Copy the lines below, starting with the very first and ending after the line that contains "25, 275, 31]", with no changes.

· · · · ·

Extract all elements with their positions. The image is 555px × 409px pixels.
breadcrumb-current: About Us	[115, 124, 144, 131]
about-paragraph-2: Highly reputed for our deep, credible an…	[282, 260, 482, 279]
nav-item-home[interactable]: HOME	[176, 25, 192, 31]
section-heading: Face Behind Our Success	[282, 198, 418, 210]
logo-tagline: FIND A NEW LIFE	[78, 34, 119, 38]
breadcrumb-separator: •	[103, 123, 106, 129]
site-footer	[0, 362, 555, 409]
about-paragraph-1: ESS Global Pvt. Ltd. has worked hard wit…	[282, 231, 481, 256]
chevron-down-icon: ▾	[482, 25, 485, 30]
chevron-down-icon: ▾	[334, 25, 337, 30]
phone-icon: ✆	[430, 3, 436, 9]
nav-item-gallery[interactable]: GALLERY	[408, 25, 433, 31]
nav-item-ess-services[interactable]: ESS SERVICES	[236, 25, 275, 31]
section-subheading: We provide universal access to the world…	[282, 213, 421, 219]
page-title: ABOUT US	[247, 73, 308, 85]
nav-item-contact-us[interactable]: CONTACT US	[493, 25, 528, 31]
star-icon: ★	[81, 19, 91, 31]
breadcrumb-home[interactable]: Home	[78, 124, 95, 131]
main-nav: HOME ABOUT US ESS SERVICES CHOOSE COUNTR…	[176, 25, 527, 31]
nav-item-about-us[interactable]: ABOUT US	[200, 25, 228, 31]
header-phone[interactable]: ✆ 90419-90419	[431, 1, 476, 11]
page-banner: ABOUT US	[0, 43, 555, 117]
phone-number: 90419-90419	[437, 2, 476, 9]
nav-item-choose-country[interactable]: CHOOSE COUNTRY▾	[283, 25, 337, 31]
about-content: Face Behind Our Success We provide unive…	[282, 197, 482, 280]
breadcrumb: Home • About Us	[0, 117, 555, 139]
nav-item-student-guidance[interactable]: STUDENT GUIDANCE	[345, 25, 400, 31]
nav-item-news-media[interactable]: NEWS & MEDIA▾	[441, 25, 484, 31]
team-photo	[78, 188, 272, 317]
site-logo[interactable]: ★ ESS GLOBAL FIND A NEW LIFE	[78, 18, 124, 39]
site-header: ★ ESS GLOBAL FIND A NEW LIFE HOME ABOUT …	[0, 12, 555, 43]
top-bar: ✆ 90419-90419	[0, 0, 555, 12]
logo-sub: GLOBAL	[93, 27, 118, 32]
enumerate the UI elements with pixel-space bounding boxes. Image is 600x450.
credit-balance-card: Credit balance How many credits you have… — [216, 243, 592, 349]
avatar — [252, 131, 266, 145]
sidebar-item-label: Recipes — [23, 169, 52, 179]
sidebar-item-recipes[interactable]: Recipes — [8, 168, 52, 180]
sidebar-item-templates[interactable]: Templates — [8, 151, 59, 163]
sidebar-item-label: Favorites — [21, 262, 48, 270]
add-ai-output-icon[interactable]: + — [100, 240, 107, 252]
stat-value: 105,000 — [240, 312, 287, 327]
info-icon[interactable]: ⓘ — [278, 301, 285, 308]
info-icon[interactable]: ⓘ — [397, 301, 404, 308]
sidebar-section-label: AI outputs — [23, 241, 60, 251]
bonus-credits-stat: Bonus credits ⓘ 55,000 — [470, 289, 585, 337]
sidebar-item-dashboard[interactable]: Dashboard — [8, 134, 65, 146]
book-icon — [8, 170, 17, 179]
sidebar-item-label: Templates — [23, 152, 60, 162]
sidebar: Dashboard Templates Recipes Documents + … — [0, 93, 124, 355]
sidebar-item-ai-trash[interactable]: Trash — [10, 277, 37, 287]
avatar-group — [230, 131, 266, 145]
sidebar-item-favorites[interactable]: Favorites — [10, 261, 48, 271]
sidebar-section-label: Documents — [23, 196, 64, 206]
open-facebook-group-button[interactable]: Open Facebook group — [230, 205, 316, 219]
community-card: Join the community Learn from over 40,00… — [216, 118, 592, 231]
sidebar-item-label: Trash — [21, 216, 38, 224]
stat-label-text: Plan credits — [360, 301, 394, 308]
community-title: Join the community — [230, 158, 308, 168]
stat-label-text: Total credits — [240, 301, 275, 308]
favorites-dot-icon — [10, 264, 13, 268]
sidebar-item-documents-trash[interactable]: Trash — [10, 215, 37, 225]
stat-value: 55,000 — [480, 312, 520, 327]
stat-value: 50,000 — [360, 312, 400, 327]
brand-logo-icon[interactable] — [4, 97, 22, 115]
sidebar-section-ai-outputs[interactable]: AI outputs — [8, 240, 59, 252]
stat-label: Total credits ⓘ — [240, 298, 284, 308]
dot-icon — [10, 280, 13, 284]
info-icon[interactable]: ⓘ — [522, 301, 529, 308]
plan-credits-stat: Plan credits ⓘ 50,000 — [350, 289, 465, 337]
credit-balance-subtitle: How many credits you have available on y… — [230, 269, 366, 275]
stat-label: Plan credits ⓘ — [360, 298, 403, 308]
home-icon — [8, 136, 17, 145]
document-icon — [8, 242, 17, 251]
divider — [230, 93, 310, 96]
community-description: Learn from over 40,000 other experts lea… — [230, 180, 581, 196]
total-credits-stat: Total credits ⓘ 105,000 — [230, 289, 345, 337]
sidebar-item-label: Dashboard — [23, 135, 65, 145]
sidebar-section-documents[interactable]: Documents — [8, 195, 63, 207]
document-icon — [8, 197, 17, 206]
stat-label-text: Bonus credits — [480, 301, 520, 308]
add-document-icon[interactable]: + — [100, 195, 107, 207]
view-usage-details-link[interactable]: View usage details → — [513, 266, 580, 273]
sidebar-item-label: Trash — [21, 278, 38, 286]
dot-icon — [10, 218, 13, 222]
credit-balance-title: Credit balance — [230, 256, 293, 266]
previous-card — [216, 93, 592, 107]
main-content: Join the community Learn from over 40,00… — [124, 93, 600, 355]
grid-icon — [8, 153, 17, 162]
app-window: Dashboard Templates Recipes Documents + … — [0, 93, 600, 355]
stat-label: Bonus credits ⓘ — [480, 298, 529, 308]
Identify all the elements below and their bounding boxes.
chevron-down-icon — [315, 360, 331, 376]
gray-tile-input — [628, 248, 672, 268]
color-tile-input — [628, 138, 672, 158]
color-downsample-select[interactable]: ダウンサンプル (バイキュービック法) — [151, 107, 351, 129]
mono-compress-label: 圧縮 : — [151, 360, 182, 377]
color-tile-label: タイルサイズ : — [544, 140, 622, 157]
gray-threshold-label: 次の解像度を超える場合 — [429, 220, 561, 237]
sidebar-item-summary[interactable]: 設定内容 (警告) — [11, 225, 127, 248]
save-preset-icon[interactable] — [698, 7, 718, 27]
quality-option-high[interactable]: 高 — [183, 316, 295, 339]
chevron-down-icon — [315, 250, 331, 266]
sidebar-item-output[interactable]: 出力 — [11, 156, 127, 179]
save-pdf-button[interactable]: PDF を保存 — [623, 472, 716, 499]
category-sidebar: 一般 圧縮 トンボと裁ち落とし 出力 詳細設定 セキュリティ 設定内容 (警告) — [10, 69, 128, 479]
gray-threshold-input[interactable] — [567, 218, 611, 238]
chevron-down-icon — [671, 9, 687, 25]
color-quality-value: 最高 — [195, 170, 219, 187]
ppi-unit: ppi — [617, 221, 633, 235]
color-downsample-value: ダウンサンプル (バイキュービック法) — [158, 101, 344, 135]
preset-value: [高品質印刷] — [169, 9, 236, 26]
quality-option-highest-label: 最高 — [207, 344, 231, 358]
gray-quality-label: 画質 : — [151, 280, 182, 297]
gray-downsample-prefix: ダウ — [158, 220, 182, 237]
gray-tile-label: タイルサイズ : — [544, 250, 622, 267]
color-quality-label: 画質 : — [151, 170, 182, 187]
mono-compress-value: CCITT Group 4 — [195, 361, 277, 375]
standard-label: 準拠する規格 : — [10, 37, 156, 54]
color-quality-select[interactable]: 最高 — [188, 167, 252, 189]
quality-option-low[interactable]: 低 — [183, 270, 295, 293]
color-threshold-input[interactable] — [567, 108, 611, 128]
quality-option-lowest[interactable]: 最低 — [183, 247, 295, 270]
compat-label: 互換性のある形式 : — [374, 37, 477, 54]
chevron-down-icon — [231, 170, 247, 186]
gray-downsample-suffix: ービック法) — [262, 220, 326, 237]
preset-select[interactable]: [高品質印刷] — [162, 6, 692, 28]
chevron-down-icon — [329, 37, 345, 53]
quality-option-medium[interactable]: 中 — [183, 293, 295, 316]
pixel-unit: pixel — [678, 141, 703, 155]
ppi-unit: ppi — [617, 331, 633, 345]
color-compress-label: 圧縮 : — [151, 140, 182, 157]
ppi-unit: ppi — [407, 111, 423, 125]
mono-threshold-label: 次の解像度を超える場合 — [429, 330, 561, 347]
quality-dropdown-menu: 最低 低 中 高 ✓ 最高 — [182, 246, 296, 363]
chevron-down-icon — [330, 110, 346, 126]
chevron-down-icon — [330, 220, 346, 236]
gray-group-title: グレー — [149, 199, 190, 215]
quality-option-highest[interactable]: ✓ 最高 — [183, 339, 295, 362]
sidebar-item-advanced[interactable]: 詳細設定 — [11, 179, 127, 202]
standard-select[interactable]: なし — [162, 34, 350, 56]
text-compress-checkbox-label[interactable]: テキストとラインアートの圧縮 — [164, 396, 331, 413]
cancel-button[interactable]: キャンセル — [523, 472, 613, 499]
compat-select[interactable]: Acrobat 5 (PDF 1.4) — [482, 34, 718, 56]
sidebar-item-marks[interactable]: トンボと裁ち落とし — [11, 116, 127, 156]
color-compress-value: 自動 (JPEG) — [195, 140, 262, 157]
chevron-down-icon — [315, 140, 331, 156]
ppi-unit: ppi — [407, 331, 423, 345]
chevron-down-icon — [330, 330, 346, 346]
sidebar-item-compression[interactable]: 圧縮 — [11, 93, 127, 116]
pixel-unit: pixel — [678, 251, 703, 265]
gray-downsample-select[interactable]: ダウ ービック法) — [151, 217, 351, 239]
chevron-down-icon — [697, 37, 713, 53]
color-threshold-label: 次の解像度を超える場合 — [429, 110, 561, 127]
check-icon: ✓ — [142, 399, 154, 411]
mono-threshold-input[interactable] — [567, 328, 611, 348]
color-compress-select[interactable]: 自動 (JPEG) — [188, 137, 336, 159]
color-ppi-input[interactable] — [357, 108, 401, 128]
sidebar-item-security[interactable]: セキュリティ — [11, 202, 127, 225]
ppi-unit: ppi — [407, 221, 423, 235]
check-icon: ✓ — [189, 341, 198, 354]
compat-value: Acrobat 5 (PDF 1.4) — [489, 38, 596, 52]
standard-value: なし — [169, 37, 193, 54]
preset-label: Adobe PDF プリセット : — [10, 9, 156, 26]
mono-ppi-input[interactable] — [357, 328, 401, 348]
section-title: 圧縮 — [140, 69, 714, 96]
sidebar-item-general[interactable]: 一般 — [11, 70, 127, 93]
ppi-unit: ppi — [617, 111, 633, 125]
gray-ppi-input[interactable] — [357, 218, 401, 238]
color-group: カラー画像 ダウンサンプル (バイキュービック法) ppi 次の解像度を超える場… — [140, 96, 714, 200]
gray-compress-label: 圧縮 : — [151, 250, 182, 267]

· · · · ·

— RESULT FOR THIS EXERCISE —
Extract all elements with their positions. The image is 555px × 409px pixels.
breadcrumb-current: About Us	[115, 124, 144, 131]
about-paragraph-2: Highly reputed for our deep, credible an…	[282, 260, 482, 279]
nav-item-home[interactable]: HOME	[176, 25, 192, 31]
section-heading: Face Behind Our Success	[282, 198, 418, 210]
logo-tagline: FIND A NEW LIFE	[78, 34, 119, 38]
breadcrumb-separator: •	[103, 123, 106, 129]
site-footer	[0, 362, 555, 409]
about-paragraph-1: ESS Global Pvt. Ltd. has worked hard wit…	[282, 231, 481, 256]
chevron-down-icon: ▾	[482, 25, 485, 30]
chevron-down-icon: ▾	[334, 25, 337, 30]
phone-icon: ✆	[430, 3, 436, 9]
nav-item-gallery[interactable]: GALLERY	[408, 25, 433, 31]
nav-item-ess-services[interactable]: ESS SERVICES	[236, 25, 275, 31]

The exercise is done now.